Figure record listings
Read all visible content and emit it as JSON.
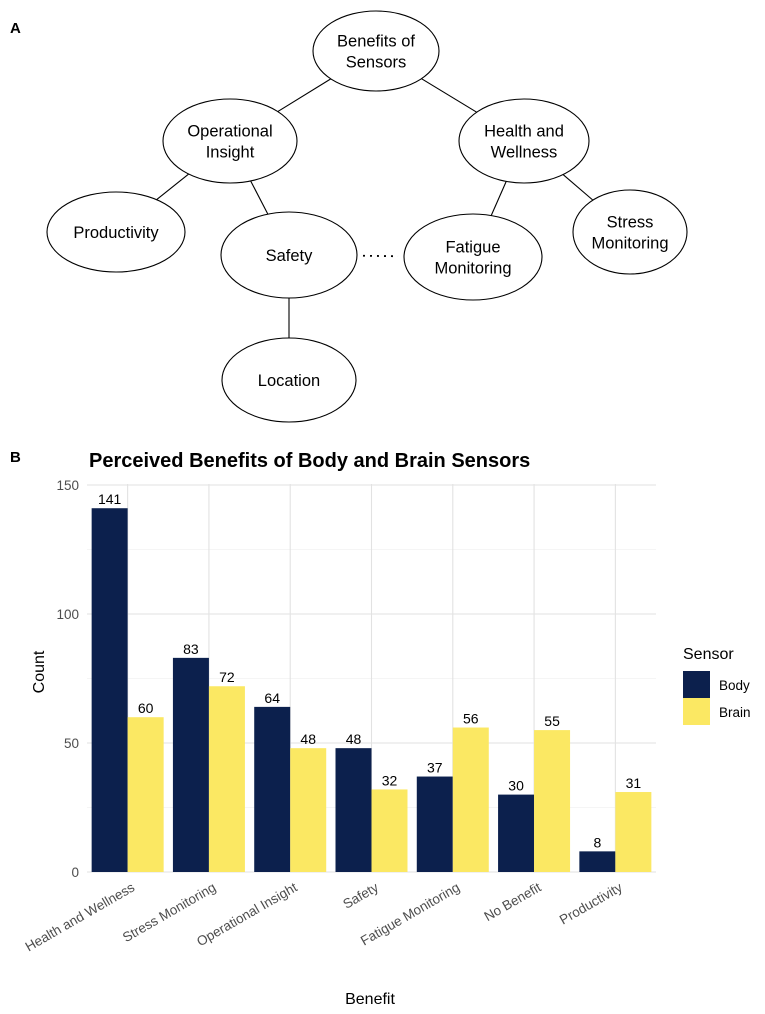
{
  "panel_a": {
    "label": "A",
    "nodes": [
      {
        "id": "root",
        "lines": [
          "Benefits of",
          "Sensors"
        ]
      },
      {
        "id": "operational",
        "lines": [
          "Operational",
          "Insight"
        ]
      },
      {
        "id": "health",
        "lines": [
          "Health and",
          "Wellness"
        ]
      },
      {
        "id": "productivity",
        "lines": [
          "Productivity"
        ]
      },
      {
        "id": "safety",
        "lines": [
          "Safety"
        ]
      },
      {
        "id": "fatigue",
        "lines": [
          "Fatigue",
          "Monitoring"
        ]
      },
      {
        "id": "stress",
        "lines": [
          "Stress",
          "Monitoring"
        ]
      },
      {
        "id": "location",
        "lines": [
          "Location"
        ]
      }
    ],
    "edges": [
      {
        "from": "root",
        "to": "operational",
        "style": "solid"
      },
      {
        "from": "root",
        "to": "health",
        "style": "solid"
      },
      {
        "from": "operational",
        "to": "productivity",
        "style": "solid"
      },
      {
        "from": "operational",
        "to": "safety",
        "style": "solid"
      },
      {
        "from": "health",
        "to": "fatigue",
        "style": "solid"
      },
      {
        "from": "health",
        "to": "stress",
        "style": "solid"
      },
      {
        "from": "safety",
        "to": "location",
        "style": "solid"
      },
      {
        "from": "safety",
        "to": "fatigue",
        "style": "dotted"
      }
    ]
  },
  "panel_b": {
    "label": "B"
  },
  "chart_data": {
    "type": "bar",
    "title": "Perceived Benefits of Body and Brain Sensors",
    "xlabel": "Benefit",
    "ylabel": "Count",
    "ylim": [
      0,
      150
    ],
    "yticks": [
      0,
      50,
      100,
      150
    ],
    "grid": true,
    "legend": {
      "title": "Sensor",
      "position": "right"
    },
    "categories": [
      "Health and Wellness",
      "Stress Monitoring",
      "Operational Insight",
      "Safety",
      "Fatigue Monitoring",
      "No Benefit",
      "Productivity"
    ],
    "series": [
      {
        "name": "Body",
        "color": "#0c204d",
        "values": [
          141,
          83,
          64,
          48,
          37,
          30,
          8
        ]
      },
      {
        "name": "Brain",
        "color": "#fbe863",
        "values": [
          60,
          72,
          48,
          32,
          56,
          55,
          31
        ]
      }
    ]
  }
}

Exercise objective
Reproduce the material word for word. Any pictures should be left out of the copy.

Finished task
Read all visible content and emit it as JSON.
{
  "panel_a": {
    "label": "A",
    "nodes": [
      {
        "id": "root",
        "lines": [
          "Benefits of",
          "Sensors"
        ]
      },
      {
        "id": "operational",
        "lines": [
          "Operational",
          "Insight"
        ]
      },
      {
        "id": "health",
        "lines": [
          "Health and",
          "Wellness"
        ]
      },
      {
        "id": "productivity",
        "lines": [
          "Productivity"
        ]
      },
      {
        "id": "safety",
        "lines": [
          "Safety"
        ]
      },
      {
        "id": "fatigue",
        "lines": [
          "Fatigue",
          "Monitoring"
        ]
      },
      {
        "id": "stress",
        "lines": [
          "Stress",
          "Monitoring"
        ]
      },
      {
        "id": "location",
        "lines": [
          "Location"
        ]
      }
    ],
    "edges": [
      {
        "from": "root",
        "to": "operational",
        "style": "solid"
      },
      {
        "from": "root",
        "to": "health",
        "style": "solid"
      },
      {
        "from": "operational",
        "to": "productivity",
        "style": "solid"
      },
      {
        "from": "operational",
        "to": "safety",
        "style": "solid"
      },
      {
        "from": "health",
        "to": "fatigue",
        "style": "solid"
      },
      {
        "from": "health",
        "to": "stress",
        "style": "solid"
      },
      {
        "from": "safety",
        "to": "location",
        "style": "solid"
      },
      {
        "from": "safety",
        "to": "fatigue",
        "style": "dotted"
      }
    ]
  },
  "panel_b": {
    "label": "B"
  },
  "chart_data": {
    "type": "bar",
    "title": "Perceived Benefits of Body and Brain Sensors",
    "xlabel": "Benefit",
    "ylabel": "Count",
    "ylim": [
      0,
      150
    ],
    "yticks": [
      0,
      50,
      100,
      150
    ],
    "grid": true,
    "legend": {
      "title": "Sensor",
      "position": "right"
    },
    "categories": [
      "Health and Wellness",
      "Stress Monitoring",
      "Operational Insight",
      "Safety",
      "Fatigue Monitoring",
      "No Benefit",
      "Productivity"
    ],
    "series": [
      {
        "name": "Body",
        "color": "#0c204d",
        "values": [
          141,
          83,
          64,
          48,
          37,
          30,
          8
        ]
      },
      {
        "name": "Brain",
        "color": "#fbe863",
        "values": [
          60,
          72,
          48,
          32,
          56,
          55,
          31
        ]
      }
    ]
  }
}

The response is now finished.